(Data listing)
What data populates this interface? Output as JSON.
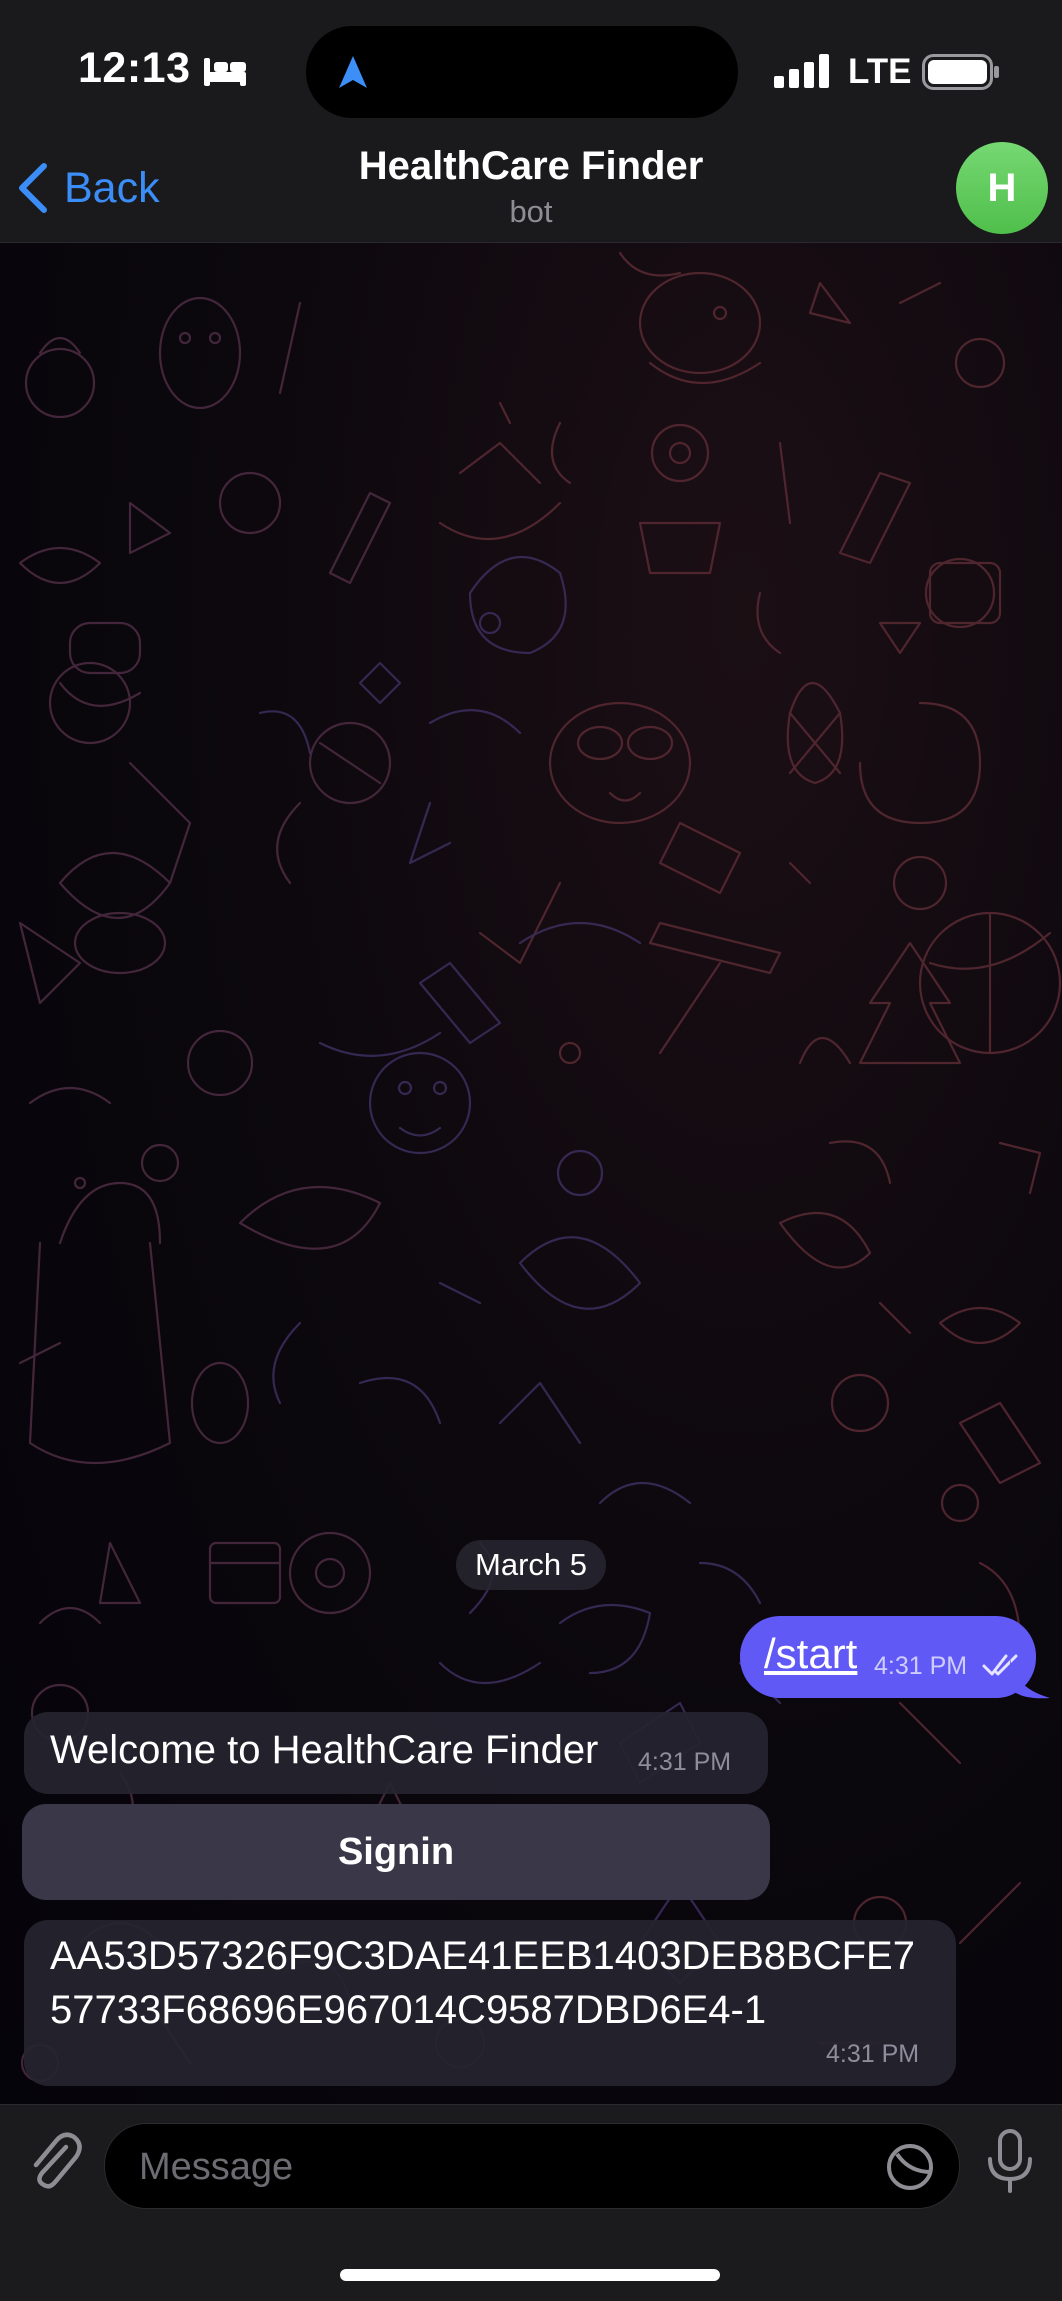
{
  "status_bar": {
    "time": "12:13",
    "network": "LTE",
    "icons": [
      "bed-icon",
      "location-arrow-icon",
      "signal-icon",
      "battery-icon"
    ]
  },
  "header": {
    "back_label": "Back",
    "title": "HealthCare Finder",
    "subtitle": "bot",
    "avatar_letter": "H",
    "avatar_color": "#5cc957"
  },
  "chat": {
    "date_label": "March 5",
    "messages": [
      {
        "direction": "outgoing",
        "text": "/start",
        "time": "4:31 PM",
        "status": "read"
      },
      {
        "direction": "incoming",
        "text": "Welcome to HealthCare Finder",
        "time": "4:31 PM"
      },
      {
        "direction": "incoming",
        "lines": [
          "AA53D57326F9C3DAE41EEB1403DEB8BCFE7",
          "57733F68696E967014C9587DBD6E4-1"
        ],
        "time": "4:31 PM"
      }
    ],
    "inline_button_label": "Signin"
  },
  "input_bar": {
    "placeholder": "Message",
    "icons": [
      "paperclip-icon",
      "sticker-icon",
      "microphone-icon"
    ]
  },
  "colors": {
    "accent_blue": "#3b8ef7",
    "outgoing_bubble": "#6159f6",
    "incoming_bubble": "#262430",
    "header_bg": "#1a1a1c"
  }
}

---

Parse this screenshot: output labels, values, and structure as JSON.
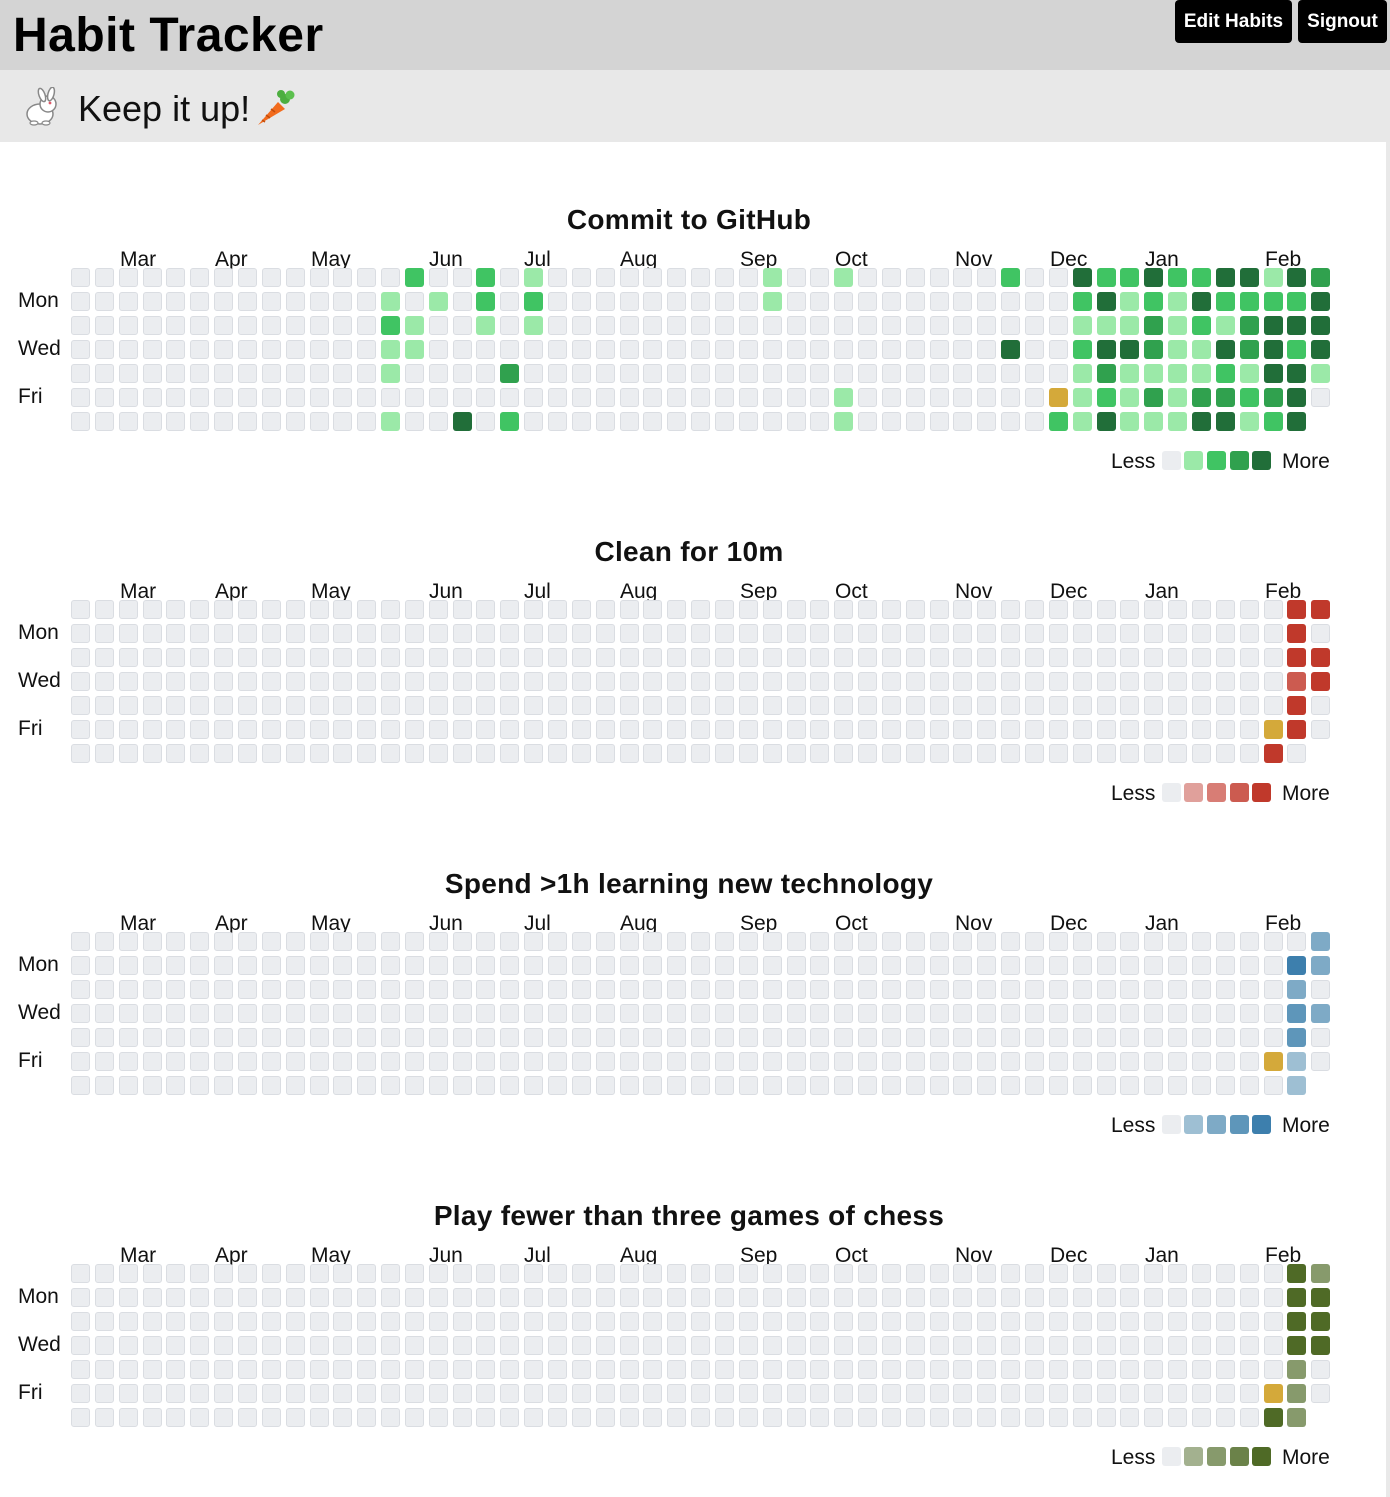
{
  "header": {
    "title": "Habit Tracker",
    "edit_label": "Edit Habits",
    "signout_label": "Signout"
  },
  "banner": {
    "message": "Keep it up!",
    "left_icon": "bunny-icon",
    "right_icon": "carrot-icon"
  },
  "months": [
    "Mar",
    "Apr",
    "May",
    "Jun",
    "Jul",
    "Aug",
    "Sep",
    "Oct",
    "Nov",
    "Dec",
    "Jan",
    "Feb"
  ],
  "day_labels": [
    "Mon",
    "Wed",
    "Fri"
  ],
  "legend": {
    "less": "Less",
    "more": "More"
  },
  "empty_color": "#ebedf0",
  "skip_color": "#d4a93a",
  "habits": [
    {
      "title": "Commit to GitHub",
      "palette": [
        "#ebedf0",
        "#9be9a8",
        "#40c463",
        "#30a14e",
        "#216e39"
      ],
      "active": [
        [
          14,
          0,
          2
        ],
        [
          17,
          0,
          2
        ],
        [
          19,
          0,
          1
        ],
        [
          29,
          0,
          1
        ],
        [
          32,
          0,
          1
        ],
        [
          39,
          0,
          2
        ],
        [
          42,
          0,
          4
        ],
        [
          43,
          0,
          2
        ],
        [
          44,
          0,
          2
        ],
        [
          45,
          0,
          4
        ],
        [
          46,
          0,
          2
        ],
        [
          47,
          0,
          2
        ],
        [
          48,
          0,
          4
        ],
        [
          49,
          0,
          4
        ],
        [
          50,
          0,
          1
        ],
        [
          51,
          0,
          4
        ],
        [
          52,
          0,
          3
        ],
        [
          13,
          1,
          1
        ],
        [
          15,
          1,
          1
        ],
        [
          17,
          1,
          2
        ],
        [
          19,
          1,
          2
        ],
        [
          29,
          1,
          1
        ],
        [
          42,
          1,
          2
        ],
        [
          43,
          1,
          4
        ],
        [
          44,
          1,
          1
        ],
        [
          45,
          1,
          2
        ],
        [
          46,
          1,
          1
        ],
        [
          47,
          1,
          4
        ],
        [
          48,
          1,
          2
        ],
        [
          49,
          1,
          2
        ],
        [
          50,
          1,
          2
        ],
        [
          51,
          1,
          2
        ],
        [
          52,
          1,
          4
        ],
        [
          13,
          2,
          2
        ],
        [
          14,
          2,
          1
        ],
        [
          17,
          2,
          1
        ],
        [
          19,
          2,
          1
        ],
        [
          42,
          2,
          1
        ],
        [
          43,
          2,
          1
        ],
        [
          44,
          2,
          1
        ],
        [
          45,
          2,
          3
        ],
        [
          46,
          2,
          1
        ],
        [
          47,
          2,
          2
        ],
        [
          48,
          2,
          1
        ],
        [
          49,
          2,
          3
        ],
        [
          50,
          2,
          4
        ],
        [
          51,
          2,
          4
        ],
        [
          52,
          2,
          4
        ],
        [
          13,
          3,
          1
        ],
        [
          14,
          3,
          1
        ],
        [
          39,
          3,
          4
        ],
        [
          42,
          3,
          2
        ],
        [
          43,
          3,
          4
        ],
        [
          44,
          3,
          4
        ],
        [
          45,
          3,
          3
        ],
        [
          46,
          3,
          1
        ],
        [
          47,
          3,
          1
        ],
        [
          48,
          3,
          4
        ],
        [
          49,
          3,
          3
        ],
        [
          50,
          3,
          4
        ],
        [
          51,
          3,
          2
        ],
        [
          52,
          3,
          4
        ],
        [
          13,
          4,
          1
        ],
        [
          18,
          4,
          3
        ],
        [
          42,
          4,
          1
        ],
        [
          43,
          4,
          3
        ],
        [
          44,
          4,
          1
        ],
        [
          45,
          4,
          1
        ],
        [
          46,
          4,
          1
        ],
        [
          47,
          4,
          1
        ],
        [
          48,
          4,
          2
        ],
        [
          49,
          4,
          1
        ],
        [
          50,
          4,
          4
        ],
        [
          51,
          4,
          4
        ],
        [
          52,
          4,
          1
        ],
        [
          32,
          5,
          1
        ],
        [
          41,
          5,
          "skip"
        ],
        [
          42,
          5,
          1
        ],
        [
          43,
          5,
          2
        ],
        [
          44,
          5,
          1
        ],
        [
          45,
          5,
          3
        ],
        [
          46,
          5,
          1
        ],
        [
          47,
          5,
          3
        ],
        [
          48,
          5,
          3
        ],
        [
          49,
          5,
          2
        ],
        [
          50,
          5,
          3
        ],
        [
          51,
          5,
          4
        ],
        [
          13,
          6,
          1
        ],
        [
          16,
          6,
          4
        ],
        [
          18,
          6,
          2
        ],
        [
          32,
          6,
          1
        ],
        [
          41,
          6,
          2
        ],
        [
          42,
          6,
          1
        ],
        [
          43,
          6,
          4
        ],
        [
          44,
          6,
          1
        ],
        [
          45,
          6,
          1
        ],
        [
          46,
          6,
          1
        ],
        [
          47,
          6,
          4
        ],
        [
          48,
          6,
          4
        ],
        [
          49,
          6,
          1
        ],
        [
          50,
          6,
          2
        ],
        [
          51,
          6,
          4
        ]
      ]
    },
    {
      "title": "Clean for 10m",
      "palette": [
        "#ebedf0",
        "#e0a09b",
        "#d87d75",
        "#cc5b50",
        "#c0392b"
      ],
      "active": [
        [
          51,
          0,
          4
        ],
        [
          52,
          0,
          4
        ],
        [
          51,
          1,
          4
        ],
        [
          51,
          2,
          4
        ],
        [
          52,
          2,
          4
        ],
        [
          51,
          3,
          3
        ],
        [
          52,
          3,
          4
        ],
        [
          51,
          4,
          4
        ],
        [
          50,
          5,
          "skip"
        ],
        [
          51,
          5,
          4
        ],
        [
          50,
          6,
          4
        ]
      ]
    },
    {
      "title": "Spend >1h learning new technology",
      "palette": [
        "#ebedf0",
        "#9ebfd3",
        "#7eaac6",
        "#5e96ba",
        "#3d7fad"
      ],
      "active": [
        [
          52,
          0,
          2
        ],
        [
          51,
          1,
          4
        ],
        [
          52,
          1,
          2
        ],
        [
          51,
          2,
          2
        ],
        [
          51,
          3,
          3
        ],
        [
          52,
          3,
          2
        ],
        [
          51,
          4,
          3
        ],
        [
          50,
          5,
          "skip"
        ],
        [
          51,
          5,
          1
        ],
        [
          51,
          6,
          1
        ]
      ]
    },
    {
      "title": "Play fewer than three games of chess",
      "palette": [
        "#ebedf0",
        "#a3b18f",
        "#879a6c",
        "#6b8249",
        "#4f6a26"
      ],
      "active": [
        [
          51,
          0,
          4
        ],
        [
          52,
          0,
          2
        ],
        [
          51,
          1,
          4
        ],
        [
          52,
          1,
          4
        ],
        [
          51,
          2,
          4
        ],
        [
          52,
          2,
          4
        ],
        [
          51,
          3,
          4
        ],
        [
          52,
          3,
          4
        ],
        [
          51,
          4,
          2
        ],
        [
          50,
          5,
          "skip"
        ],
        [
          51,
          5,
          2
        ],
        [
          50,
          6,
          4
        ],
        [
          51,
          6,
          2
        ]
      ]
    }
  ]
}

[AIM OF THE TASK]
Go through the entries above and copy every line containing "Finder".

[SOLUTION TO THIS TASK]
    "title": "HealthCare Finder",
        "text": "Welcome to HealthCare Finder",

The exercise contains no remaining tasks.